TEKS BACAAN:
***

Ismaila Sarr Kini Jadi Top Skor Sepanjang Masa Senegal di Piala Dunia

Ismaila Sarr Kini Jadi Top Skor Sepanjang Masa Senegal di Piala Dunia

KOMPAS.com - Nama Ismaila Sarr mencuri perhatian di Piala Dunia 2026.

Penyerang Crystal Palace itu resmi menjadi pencetak gol terbanyak sepanjang sejarah Senegal di ajang Piala Dunia setelah membawa timnya membantai Irak 5-0 pada laga terakhir Grup I, Sabtu (27/6/2026) dini hari WIB.

Gol yang dicetak Sarr pada menit ke-59 menjadi gol keempatnya di Piala Dunia.

Torehan tersebut membuat pemain berusia 28 tahun itu melewati rekor mendiang Papa Bouba Diop, sosok yang selama ini dikenal sebagai pencetak gol paling bersejarah bagi Senegal di Piala Dunia.

***

CUPLIKAN DATA:
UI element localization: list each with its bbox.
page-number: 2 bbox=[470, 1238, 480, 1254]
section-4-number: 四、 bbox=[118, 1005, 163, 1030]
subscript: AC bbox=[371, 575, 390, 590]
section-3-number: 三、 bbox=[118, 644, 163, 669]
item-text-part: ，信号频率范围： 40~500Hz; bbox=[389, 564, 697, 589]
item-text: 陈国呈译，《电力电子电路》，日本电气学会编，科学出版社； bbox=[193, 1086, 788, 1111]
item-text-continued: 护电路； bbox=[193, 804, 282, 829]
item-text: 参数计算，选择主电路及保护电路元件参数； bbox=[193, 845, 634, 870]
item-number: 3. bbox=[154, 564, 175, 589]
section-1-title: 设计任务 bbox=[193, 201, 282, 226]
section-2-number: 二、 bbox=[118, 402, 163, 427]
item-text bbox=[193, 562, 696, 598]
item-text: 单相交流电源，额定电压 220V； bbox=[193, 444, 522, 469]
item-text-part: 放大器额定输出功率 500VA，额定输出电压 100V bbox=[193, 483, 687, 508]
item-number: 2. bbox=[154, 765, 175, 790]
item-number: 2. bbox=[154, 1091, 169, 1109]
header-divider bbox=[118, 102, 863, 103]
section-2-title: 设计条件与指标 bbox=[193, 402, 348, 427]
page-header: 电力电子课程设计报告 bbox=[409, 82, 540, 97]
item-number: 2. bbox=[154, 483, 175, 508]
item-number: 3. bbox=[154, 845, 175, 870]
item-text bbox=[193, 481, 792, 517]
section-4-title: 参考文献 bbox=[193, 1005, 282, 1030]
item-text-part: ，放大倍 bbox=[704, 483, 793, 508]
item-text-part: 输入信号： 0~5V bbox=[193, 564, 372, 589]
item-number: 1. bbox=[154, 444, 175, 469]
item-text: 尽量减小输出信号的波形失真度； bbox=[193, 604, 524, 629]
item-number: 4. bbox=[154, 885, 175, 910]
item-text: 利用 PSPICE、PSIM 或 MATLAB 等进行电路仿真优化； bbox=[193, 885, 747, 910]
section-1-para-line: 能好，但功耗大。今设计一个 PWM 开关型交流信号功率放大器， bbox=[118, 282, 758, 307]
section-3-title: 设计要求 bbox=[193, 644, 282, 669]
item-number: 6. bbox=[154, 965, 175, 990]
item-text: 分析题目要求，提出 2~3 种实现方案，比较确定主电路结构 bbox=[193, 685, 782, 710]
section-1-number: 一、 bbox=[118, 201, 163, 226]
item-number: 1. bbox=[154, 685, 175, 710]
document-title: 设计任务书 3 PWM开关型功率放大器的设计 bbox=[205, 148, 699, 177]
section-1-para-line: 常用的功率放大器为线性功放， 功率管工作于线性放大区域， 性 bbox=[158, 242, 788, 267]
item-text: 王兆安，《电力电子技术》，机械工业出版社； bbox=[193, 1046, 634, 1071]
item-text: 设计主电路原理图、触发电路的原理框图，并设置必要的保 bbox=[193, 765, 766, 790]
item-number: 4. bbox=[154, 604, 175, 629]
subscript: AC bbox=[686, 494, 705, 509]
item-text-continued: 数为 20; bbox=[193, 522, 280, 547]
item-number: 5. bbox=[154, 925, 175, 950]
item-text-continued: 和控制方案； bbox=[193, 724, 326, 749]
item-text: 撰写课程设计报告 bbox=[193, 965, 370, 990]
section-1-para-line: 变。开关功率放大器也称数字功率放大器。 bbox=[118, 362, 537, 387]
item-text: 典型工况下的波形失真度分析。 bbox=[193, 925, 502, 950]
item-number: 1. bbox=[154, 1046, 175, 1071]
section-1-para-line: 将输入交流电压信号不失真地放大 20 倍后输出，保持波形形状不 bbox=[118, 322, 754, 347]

***

GUNAKAN INFORMASI:
**A)** Ulangi persis bagian artikel tentang Ismaila Sarr, mulai dari "Gol yang dicetak" dan berakhir pada "Senegal di Piala Dunia.".
**B)** Sambung artikel tentang rekor gol Ismaila Sarr setelah kalimat terakhirnya.
Catatan-catatan ini diambil dari sumber yang berbeda.

JAWABAN TUGAS:
**A)**
Gol yang dicetak Sarr pada menit ke-59 menjadi gol keempatnya di Piala Dunia.

Torehan tersebut membuat pemain berusia 28 tahun itu melewati rekor mendiang Papa Bouba Diop, sosok yang selama ini dikenal sebagai pencetak gol paling bersejarah bagi Senegal di Piala Dunia.

**B)**
Pencapaian itu sekaligus menjadi buah dari konsistensi Sarr yang selama ini lebih banyak berbicara lewat penampilannya di lapangan dibanding sorotan di luar lapangan.

Empat hari sebelum memecahkan rekor tersebut, Sarr lebih dulu menyamai catatan Papa Bouba Diop lewat dua gol ke gawang Norwegia.

Pada laga itu pula ia menjadi pemain Senegal pertama yang mampu mencetak gol di dua edisi Piala Dunia berbeda.

Kini, satu gol ke gawang Irak mengantarkan Sarr berdiri sendirian di puncak daftar pencetak gol Senegal sepanjang sejarah turnamen.

Meski tidak dikenal sebagai sosok yang vokal, kontribusi Sarr di lapangan membuat rekan-rekan setimnya memberikan penghormatan tinggi atas pencapaiannya.

"Rekor yang pantas diraih Ismaila Sarr"

Gelandang Senegal, Idrissa Gueye, mengatakan rekor tersebut memang pantas diraih Sarr karena dedikasinya selama ini.

Menurut Gueye, Sarr selalu memberikan segalanya dalam setiap sesi latihan maupun pertandingan.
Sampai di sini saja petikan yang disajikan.